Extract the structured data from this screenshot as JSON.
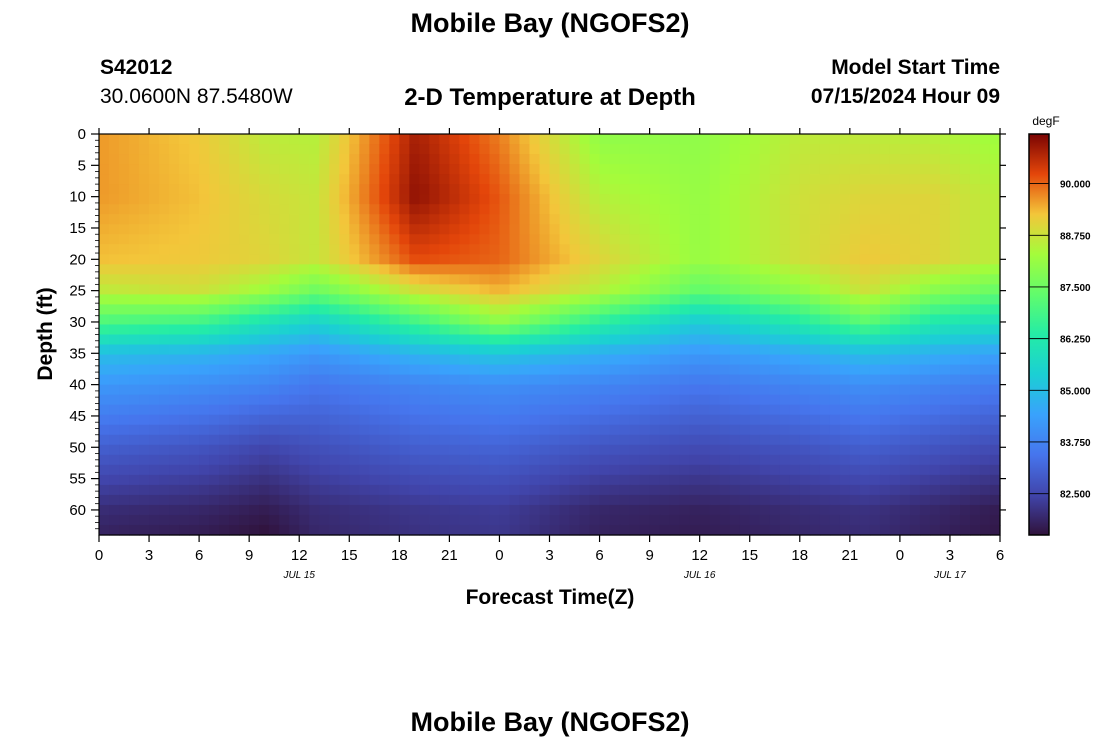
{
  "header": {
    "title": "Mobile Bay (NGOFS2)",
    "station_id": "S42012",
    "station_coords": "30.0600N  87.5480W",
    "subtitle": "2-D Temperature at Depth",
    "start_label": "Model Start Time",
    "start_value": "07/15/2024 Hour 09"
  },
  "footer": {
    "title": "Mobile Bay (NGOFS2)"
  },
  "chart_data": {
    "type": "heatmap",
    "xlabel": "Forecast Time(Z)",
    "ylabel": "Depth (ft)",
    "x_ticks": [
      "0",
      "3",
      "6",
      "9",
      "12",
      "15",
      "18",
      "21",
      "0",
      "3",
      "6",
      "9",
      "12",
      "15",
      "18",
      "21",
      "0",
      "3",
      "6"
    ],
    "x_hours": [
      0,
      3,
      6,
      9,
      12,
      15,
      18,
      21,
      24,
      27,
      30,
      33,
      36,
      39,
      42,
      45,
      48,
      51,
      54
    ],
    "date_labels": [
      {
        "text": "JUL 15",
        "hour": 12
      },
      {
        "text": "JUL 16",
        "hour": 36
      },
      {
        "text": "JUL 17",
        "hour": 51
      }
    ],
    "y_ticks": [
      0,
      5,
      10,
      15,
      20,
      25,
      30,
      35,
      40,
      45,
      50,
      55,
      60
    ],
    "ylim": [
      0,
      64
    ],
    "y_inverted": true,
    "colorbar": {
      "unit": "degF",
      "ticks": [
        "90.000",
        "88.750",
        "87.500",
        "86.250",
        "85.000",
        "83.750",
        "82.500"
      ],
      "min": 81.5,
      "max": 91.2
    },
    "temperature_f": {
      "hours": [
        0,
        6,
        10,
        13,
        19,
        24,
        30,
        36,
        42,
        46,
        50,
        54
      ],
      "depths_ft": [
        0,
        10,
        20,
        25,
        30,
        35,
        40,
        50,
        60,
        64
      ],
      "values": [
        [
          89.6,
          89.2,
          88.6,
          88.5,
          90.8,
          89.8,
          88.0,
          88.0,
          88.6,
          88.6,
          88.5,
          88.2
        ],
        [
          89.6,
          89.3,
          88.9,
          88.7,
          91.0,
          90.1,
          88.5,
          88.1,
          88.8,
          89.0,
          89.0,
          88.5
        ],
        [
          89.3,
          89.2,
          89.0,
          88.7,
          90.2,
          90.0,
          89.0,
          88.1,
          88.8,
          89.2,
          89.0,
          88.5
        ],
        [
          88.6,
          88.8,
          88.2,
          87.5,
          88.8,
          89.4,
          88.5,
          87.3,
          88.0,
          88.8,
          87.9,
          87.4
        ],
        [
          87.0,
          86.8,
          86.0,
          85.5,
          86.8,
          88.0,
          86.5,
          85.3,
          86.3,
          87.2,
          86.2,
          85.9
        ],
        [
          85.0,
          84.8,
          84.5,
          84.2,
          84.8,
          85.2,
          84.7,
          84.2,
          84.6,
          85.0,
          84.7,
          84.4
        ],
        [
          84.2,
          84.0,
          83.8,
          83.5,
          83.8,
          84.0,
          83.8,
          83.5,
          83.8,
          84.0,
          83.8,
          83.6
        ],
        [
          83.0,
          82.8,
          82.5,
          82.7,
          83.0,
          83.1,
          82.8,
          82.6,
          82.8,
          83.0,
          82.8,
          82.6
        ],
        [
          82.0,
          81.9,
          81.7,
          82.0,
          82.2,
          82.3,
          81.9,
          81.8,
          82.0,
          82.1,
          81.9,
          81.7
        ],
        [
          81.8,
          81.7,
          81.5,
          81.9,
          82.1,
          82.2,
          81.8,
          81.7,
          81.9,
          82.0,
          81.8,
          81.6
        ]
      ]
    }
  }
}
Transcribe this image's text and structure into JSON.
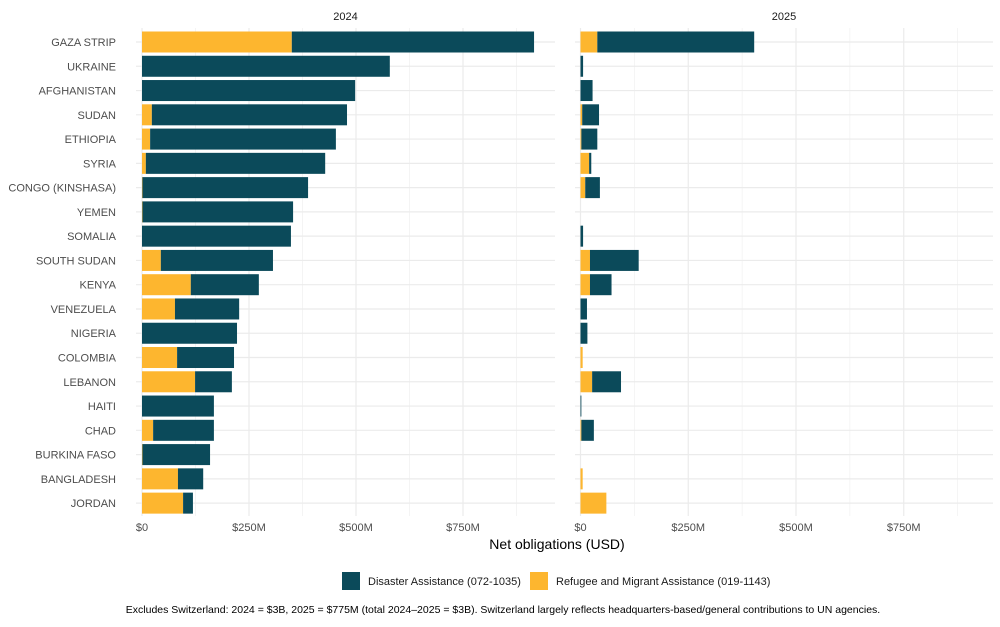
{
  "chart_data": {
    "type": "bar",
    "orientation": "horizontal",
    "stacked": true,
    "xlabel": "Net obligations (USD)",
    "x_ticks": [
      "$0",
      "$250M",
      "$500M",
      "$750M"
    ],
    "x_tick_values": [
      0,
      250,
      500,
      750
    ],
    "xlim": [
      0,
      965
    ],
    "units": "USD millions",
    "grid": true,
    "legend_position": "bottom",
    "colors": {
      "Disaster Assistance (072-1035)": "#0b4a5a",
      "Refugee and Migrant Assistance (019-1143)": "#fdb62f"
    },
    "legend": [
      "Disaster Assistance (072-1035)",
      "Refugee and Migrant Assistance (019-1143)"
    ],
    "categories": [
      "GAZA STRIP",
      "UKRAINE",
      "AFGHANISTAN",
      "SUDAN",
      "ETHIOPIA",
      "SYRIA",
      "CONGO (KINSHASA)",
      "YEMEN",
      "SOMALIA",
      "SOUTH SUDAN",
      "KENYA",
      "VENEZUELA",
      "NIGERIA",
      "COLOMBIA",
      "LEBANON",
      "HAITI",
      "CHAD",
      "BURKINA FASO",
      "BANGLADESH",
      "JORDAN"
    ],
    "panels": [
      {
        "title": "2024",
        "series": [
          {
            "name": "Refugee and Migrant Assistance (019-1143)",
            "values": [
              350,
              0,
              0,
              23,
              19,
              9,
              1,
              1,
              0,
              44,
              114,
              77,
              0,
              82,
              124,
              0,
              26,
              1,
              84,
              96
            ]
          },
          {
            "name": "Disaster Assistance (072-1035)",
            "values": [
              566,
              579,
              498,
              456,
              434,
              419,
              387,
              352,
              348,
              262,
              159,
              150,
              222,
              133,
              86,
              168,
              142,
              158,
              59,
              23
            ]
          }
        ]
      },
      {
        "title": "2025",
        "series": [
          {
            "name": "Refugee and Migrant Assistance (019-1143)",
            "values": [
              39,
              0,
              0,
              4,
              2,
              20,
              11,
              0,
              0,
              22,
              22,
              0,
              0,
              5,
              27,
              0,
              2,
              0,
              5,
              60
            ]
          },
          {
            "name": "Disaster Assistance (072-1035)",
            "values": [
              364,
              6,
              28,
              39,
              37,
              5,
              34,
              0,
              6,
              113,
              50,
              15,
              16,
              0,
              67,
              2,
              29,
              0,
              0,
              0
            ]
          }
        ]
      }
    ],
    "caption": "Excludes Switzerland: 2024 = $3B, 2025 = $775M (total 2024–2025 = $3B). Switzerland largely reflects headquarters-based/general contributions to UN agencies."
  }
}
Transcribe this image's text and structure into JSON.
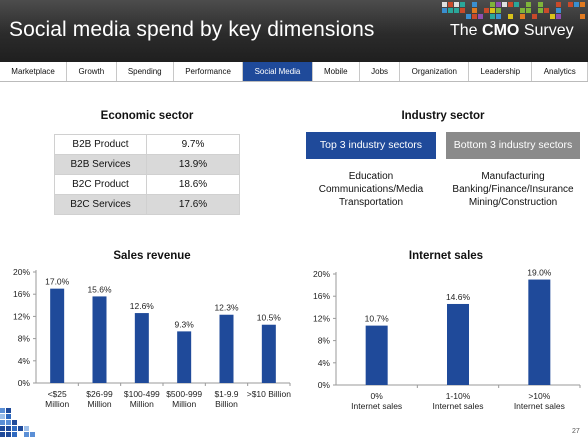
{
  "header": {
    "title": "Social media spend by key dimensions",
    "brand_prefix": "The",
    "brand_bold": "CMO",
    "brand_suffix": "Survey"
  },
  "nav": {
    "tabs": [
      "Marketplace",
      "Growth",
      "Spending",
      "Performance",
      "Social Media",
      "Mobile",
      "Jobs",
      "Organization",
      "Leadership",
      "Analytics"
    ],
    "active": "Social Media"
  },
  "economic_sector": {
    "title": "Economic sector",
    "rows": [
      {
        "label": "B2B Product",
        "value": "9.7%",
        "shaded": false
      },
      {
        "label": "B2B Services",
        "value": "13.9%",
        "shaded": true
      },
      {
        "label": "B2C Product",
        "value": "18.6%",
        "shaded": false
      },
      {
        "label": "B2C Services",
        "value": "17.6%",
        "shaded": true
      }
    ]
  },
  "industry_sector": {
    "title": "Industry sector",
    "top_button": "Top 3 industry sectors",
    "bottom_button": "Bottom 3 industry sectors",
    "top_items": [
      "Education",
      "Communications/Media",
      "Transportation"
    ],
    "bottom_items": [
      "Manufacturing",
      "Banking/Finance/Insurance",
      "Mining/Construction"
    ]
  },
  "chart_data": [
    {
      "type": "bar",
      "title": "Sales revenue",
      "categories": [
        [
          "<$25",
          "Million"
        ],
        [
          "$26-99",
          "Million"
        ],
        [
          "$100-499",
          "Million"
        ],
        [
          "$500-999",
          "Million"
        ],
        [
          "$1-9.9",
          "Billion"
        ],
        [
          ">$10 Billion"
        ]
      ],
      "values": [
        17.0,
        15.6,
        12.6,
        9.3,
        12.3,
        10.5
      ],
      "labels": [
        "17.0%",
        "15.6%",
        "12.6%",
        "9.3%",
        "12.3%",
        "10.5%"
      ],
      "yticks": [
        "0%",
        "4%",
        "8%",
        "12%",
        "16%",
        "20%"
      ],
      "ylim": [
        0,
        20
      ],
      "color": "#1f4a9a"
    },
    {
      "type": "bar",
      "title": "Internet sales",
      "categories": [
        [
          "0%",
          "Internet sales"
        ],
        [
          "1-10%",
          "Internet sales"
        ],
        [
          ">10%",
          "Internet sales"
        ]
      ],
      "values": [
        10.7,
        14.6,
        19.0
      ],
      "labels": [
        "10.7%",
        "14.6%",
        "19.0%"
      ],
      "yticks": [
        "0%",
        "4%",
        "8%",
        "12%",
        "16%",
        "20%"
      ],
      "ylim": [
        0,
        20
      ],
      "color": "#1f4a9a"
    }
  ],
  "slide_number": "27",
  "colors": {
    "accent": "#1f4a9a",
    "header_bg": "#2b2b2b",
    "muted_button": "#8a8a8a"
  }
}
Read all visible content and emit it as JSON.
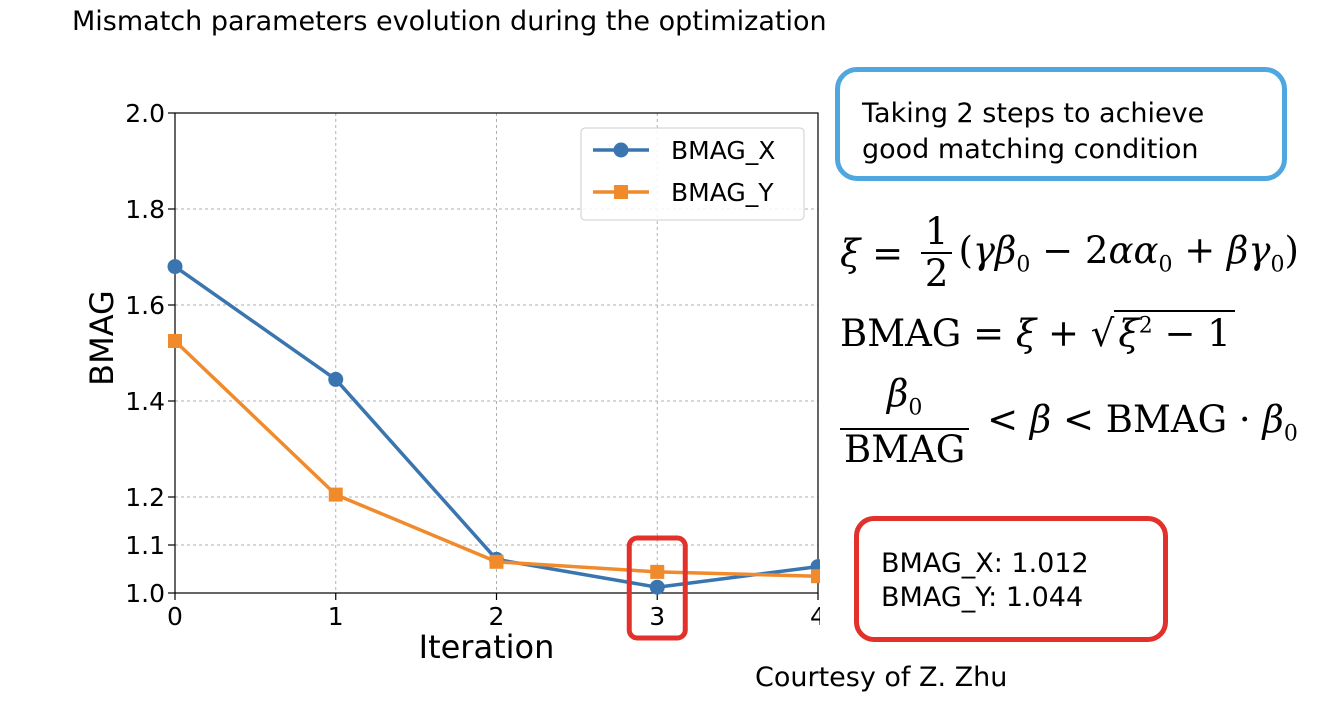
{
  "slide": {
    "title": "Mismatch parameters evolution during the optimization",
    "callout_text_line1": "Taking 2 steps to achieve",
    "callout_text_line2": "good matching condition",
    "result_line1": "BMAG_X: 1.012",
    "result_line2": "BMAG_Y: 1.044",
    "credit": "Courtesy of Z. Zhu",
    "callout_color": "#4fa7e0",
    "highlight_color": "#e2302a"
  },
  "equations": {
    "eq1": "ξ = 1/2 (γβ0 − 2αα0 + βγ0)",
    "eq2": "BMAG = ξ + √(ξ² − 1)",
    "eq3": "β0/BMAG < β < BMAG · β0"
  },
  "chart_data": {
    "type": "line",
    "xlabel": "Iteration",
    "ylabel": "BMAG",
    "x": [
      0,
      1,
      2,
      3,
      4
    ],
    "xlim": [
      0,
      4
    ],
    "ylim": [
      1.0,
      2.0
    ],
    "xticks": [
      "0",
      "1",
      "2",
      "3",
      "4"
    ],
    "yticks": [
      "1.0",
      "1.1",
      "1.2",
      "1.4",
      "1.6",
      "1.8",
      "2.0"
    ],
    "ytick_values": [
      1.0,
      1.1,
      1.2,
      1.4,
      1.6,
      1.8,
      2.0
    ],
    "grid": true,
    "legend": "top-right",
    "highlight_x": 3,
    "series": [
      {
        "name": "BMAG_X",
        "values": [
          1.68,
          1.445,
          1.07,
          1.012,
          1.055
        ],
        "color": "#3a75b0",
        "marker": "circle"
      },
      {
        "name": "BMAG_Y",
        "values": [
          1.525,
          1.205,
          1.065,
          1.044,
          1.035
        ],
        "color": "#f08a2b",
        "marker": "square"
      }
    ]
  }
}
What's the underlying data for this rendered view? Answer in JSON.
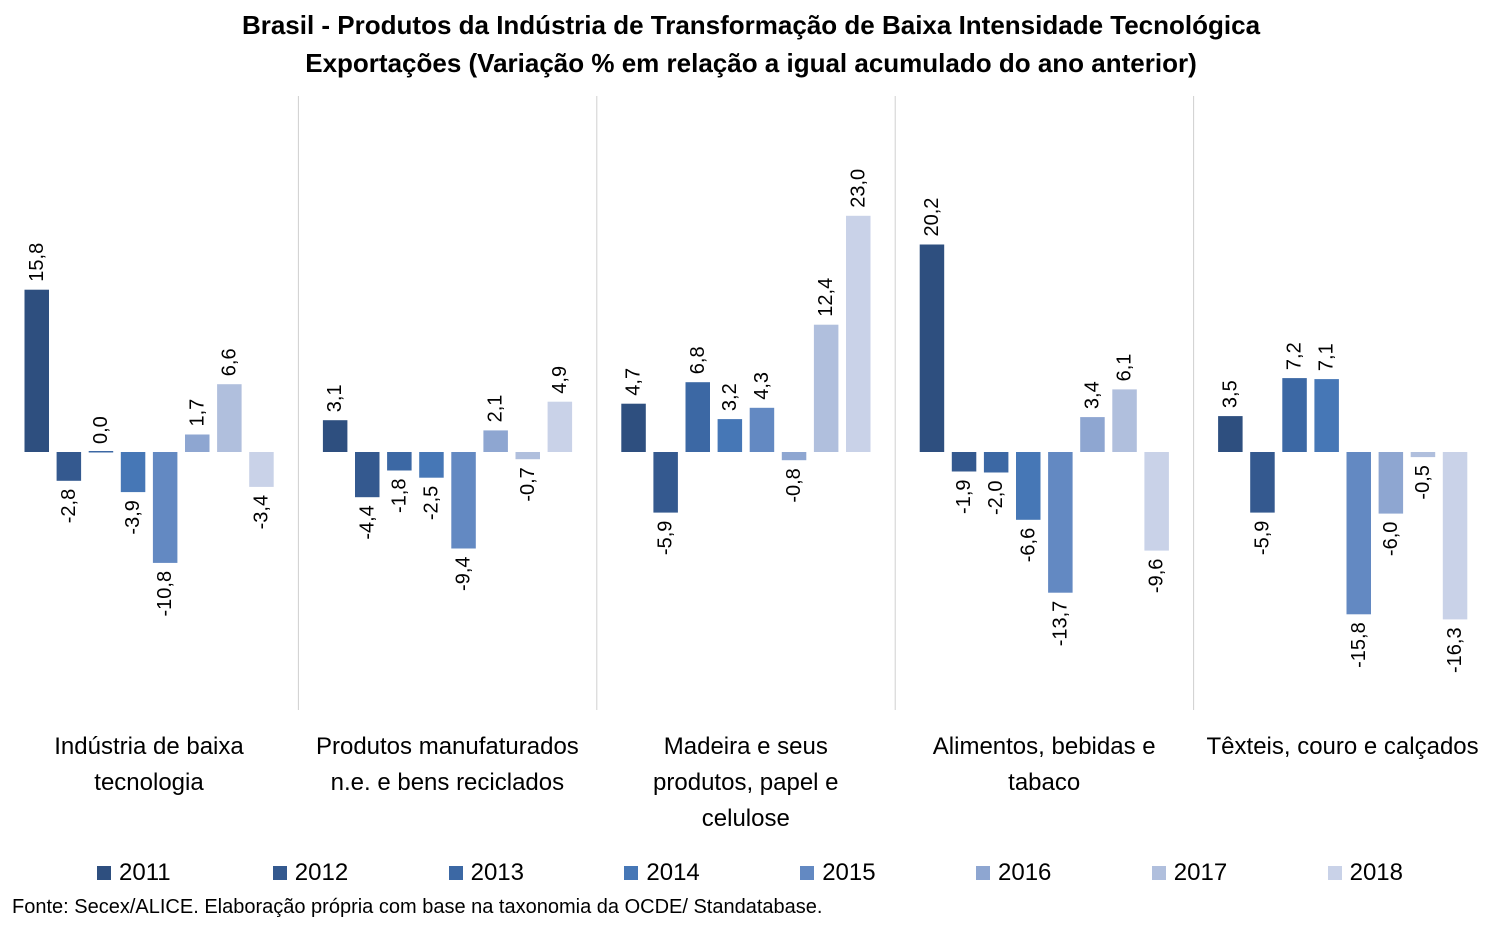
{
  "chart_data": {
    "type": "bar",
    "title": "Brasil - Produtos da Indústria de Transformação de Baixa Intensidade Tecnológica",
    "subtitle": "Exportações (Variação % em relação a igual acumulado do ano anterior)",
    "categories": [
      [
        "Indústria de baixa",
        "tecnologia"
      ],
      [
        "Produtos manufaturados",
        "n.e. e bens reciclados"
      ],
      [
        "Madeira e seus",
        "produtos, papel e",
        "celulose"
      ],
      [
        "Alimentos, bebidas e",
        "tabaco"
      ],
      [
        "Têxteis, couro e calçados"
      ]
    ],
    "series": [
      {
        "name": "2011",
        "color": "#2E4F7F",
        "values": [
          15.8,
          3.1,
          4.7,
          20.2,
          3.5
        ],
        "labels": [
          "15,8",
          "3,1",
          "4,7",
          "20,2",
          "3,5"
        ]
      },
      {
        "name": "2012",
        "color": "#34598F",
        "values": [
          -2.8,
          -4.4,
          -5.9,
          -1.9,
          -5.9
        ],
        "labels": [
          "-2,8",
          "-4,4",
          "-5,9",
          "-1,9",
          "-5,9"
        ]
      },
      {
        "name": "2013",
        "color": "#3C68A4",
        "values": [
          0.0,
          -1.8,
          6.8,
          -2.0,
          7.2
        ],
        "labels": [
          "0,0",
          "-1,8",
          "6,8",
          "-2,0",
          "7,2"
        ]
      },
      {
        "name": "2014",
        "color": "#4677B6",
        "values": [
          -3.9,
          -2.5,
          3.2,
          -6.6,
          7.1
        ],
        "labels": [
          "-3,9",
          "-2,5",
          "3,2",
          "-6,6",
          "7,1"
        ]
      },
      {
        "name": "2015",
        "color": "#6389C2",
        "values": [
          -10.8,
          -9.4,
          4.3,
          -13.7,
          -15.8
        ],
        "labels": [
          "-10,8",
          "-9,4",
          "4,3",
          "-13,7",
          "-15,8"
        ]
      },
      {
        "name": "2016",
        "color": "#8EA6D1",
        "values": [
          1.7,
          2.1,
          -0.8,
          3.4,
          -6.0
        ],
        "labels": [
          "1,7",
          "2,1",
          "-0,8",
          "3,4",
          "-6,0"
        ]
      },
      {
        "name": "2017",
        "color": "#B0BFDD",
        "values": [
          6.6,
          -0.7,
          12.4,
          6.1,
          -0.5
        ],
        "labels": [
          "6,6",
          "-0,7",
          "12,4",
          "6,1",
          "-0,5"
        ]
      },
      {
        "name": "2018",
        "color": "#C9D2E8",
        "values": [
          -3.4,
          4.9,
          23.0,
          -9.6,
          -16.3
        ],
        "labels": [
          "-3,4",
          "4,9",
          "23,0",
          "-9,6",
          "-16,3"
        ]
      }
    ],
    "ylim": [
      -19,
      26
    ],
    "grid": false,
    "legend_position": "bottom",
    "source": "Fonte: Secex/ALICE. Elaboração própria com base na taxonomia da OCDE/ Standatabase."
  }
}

-------

PROBLEM
Copy all lines of the listing above that contain the string "sectors".

ANSWER TO THIS PROBLEM
    "top_button": "Top 3 industry sectors",
    "bottom_button": "Bottom 3 industry sectors",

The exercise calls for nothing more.